Collected data entries
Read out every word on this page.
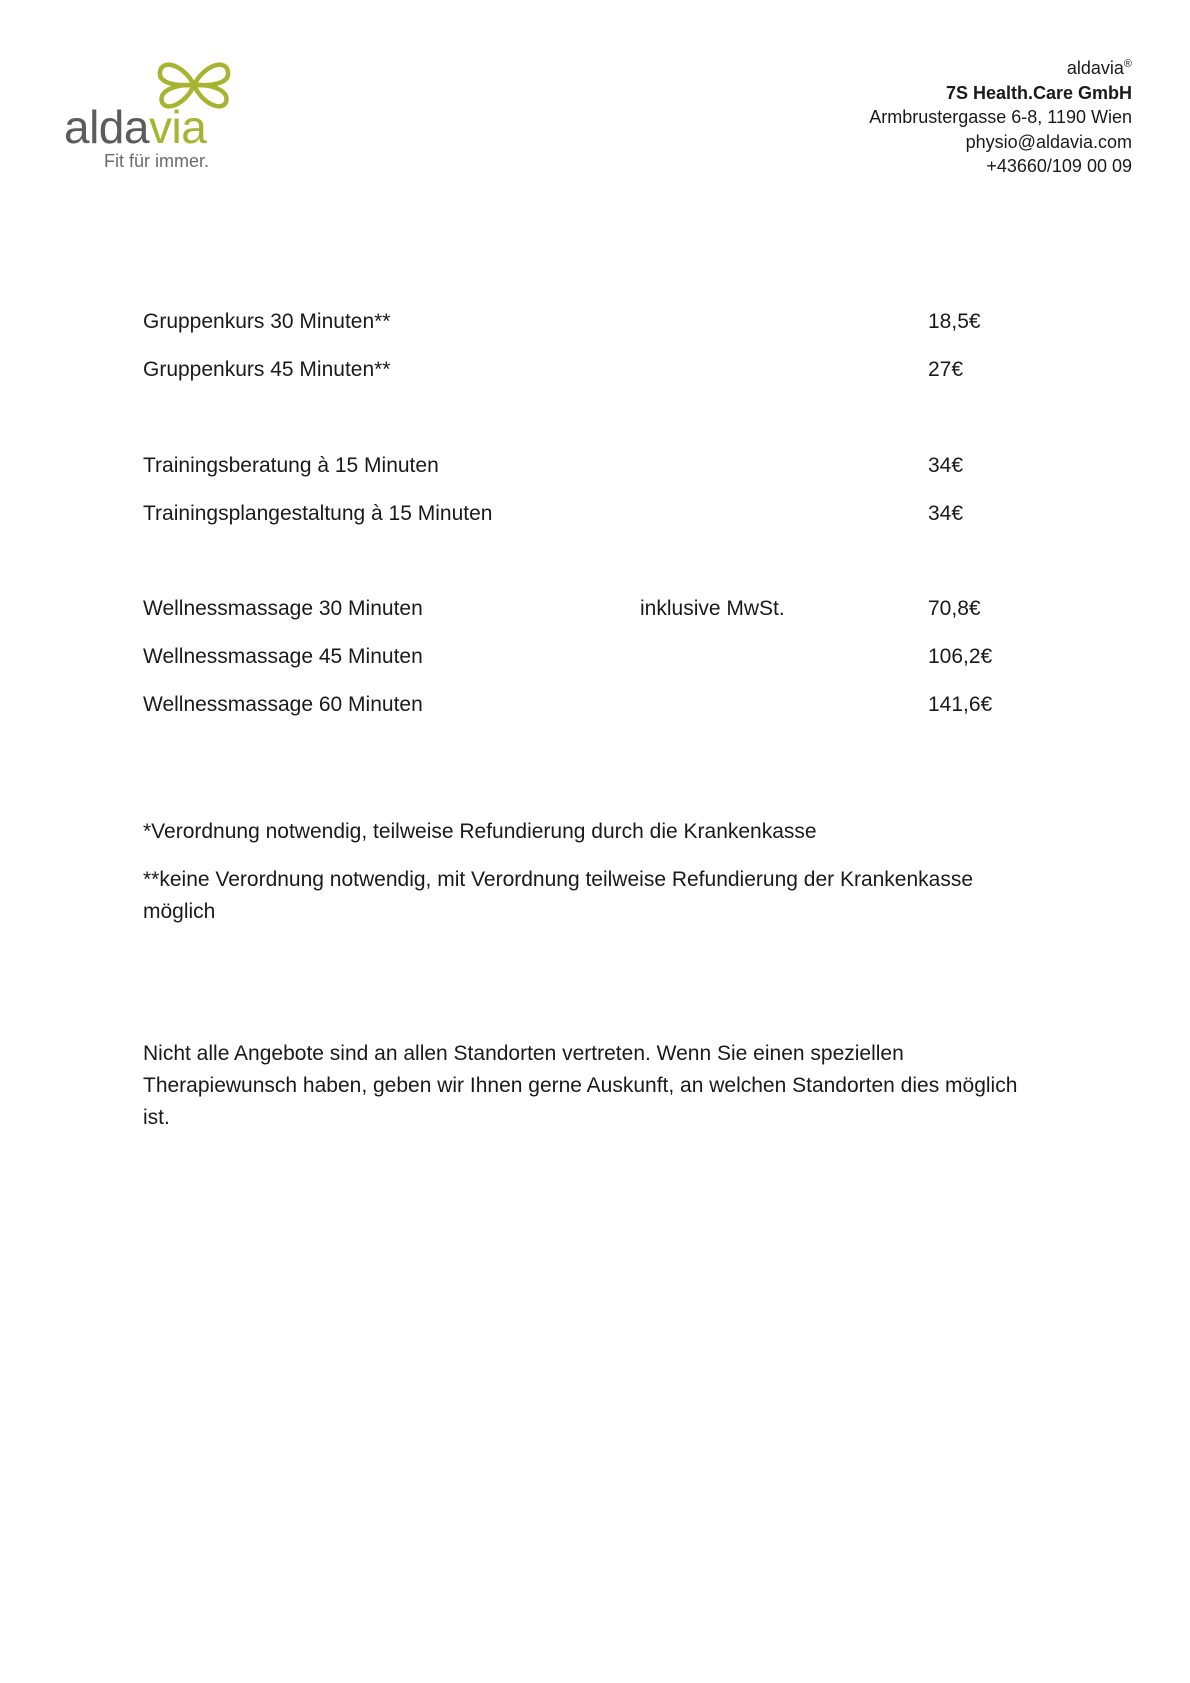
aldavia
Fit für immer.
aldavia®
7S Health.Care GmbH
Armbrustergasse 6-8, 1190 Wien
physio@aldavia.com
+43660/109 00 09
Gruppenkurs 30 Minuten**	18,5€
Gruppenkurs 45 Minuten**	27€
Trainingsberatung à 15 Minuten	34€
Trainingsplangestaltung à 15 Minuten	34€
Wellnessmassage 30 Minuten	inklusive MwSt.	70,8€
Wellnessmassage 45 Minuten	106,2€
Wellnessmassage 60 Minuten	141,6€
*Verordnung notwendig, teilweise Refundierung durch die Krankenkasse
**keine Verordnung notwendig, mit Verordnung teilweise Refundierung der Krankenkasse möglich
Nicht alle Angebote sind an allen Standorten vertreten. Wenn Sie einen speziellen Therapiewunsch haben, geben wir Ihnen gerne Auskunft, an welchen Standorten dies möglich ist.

[Set problem] List every line above that holds the word "aldavia".

[Written reply]
aldavia
aldavia®
physio@aldavia.com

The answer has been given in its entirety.